··· Records for the exercise ···

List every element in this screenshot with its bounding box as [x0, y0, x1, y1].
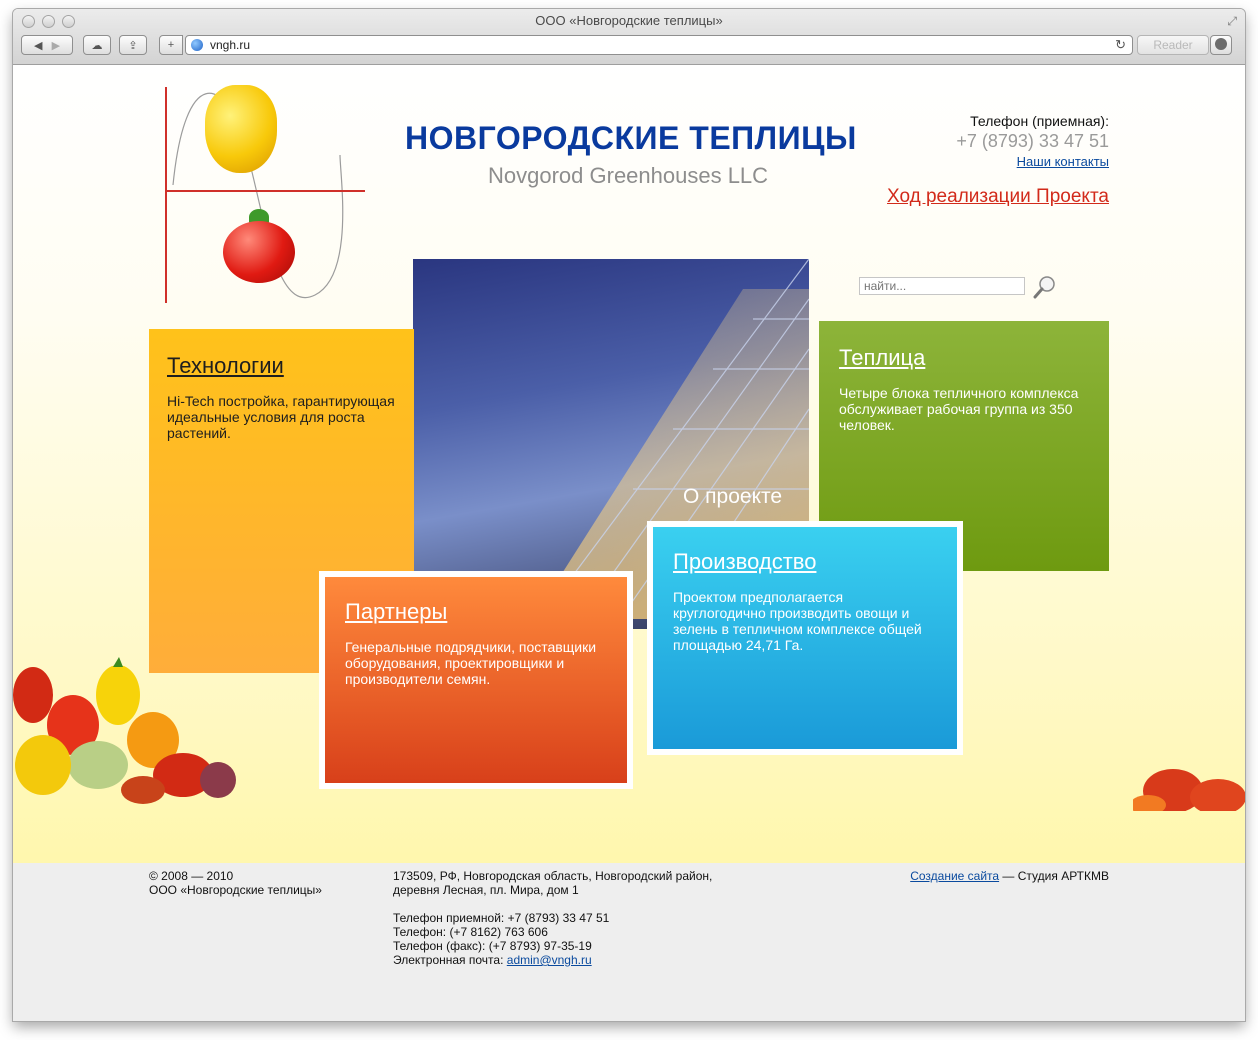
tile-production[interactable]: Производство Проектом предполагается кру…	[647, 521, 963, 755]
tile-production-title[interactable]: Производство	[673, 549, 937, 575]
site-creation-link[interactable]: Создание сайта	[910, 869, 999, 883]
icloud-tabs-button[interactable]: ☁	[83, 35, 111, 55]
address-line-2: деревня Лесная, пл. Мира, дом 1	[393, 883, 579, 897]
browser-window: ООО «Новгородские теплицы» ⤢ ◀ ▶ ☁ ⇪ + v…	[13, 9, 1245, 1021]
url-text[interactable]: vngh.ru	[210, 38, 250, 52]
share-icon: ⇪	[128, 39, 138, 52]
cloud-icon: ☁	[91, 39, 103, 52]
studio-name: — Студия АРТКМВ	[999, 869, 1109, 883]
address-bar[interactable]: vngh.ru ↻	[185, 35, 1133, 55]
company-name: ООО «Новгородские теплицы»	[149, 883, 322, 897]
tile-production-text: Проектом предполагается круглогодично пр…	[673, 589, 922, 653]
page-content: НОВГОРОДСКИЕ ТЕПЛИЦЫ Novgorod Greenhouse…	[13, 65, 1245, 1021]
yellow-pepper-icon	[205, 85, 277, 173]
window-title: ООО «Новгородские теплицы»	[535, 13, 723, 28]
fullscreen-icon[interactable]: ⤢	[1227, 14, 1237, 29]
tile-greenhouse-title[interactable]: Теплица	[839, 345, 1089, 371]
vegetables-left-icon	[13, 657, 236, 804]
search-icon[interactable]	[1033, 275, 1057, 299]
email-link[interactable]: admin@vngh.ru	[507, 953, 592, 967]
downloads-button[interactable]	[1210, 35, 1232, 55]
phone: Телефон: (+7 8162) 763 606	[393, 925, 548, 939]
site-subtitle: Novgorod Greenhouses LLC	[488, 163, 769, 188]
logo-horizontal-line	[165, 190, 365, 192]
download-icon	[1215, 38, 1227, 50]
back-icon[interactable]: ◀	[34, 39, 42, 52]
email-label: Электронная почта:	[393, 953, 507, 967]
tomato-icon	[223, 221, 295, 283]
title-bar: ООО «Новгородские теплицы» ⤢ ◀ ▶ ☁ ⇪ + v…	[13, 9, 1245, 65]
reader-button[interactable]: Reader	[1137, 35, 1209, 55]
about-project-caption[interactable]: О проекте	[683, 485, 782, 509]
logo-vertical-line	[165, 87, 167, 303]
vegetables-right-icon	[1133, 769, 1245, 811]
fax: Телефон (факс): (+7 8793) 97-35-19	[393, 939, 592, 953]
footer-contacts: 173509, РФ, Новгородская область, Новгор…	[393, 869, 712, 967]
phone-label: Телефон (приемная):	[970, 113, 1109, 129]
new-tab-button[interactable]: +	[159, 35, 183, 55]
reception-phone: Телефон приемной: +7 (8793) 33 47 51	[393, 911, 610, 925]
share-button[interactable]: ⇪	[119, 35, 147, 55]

···

Identify every line of the data that contains the string "phone", treating uppercase and lowercase letters as different, and copy each such line.

Written solution:
phone: Телефон: (+7 8162) 763 606	[393, 925, 548, 939]
phone-label: Телефон (приемная):	[970, 113, 1109, 129]
reception-phone: Телефон приемной: +7 (8793) 33 47 51	[393, 911, 610, 925]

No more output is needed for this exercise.